== Exercise data

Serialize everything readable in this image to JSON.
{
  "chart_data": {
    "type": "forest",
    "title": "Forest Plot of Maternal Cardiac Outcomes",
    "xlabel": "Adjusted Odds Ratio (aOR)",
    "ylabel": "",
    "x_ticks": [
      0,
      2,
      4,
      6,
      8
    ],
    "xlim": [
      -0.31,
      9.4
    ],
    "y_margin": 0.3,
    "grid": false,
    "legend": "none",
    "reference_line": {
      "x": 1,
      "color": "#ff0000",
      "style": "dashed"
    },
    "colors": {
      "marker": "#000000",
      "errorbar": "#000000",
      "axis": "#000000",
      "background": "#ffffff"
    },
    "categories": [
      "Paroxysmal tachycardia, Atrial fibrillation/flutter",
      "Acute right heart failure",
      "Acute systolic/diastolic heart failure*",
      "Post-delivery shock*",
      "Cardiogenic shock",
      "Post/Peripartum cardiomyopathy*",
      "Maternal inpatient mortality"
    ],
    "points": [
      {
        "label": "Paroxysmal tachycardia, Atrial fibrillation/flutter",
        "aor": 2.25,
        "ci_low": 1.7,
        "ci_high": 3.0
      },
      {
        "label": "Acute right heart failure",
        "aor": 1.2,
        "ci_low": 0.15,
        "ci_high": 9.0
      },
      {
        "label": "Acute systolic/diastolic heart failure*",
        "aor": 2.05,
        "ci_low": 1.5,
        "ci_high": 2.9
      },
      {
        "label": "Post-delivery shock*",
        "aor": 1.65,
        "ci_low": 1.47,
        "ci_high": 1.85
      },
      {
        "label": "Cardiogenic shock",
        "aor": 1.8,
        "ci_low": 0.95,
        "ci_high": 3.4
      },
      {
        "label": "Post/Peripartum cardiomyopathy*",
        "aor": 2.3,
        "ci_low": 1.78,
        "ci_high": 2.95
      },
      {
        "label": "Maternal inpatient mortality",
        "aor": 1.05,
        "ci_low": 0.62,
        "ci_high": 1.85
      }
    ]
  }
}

====

Tally how many lines in the material above hold the word "inpatient". Write only that number.

◆ The response: 2